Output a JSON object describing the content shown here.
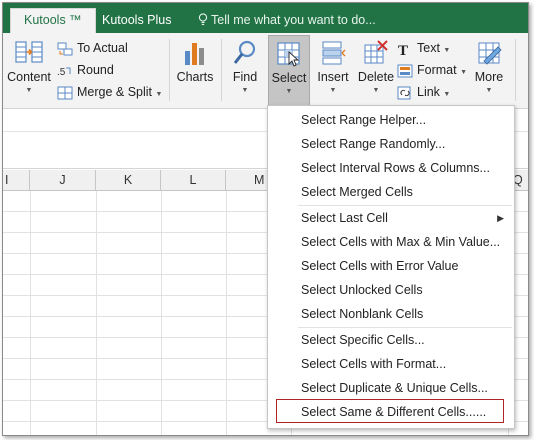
{
  "tabs": [
    {
      "label": "Kutools ™",
      "active": true
    },
    {
      "label": "Kutools Plus",
      "active": false
    }
  ],
  "tellme": "Tell me what you want to do...",
  "ribbon": {
    "content": "Content",
    "to_actual": "To Actual",
    "round": "Round",
    "merge_split": "Merge & Split",
    "charts": "Charts",
    "find": "Find",
    "select": "Select",
    "insert": "Insert",
    "delete": "Delete",
    "text": "Text",
    "format": "Format",
    "link": "Link",
    "more": "More"
  },
  "columns": [
    "I",
    "J",
    "K",
    "L",
    "M",
    "Q"
  ],
  "menu": {
    "items": [
      "Select Range Helper...",
      "Select Range Randomly...",
      "Select Interval Rows & Columns...",
      "Select Merged Cells",
      "Select Last Cell",
      "Select Cells with Max & Min Value...",
      "Select Cells with Error Value",
      "Select Unlocked Cells",
      "Select Nonblank Cells",
      "Select Specific Cells...",
      "Select Cells with Format...",
      "Select Duplicate & Unique Cells...",
      "Select Same & Different Cells......"
    ]
  },
  "colors": {
    "brand": "#217346",
    "highlight_border": "#b22222"
  }
}
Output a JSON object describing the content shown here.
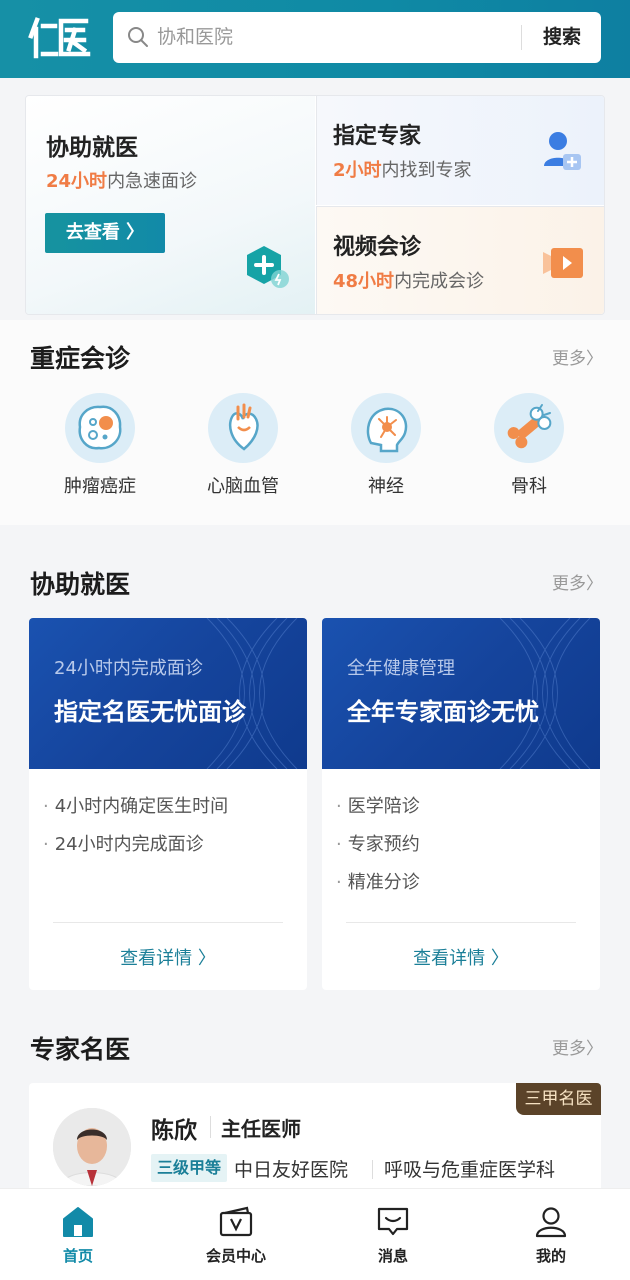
{
  "header": {
    "logo_text": "仁医",
    "search_placeholder": "协和医院",
    "search_button": "搜索"
  },
  "top_cards": {
    "assist": {
      "title": "协助就医",
      "highlight": "24小时",
      "subtitle_rest": "内急速面诊",
      "button": "去查看 〉"
    },
    "expert": {
      "title": "指定专家",
      "highlight": "2小时",
      "subtitle_rest": "内找到专家"
    },
    "video": {
      "title": "视频会诊",
      "highlight": "48小时",
      "subtitle_rest": "内完成会诊"
    }
  },
  "critical": {
    "title": "重症会诊",
    "more": "更多〉",
    "categories": [
      {
        "label": "肿瘤癌症",
        "icon": "tumor-cell-icon"
      },
      {
        "label": "心脑血管",
        "icon": "heart-icon"
      },
      {
        "label": "神经",
        "icon": "brain-neuron-icon"
      },
      {
        "label": "骨科",
        "icon": "bone-icon"
      }
    ]
  },
  "assist_section": {
    "title": "协助就医",
    "more": "更多〉",
    "cards": [
      {
        "subtitle": "24小时内完成面诊",
        "headline": "指定名医无忧面诊",
        "bullets": [
          "4小时内确定医生时间",
          "24小时内完成面诊"
        ],
        "detail": "查看详情 〉"
      },
      {
        "subtitle": "全年健康管理",
        "headline": "全年专家面诊无忧",
        "bullets": [
          "医学陪诊",
          "专家预约",
          "精准分诊"
        ],
        "detail": "查看详情 〉"
      }
    ]
  },
  "experts": {
    "title": "专家名医",
    "more": "更多〉",
    "doctor": {
      "tag": "三甲名医",
      "name": "陈欣",
      "title": "主任医师",
      "grade": "三级甲等",
      "hospital": "中日友好医院",
      "department": "呼吸与危重症医学科"
    }
  },
  "nav": {
    "items": [
      {
        "label": "首页",
        "icon": "home-icon",
        "active": true
      },
      {
        "label": "会员中心",
        "icon": "member-card-icon",
        "active": false
      },
      {
        "label": "消息",
        "icon": "message-icon",
        "active": false
      },
      {
        "label": "我的",
        "icon": "profile-icon",
        "active": false
      }
    ]
  },
  "colors": {
    "brand": "#128aa8",
    "highlight": "#f07c45",
    "banner": "#15449c"
  }
}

—————

If a line in the data holds the word "Format", count it, then state the total alone.

2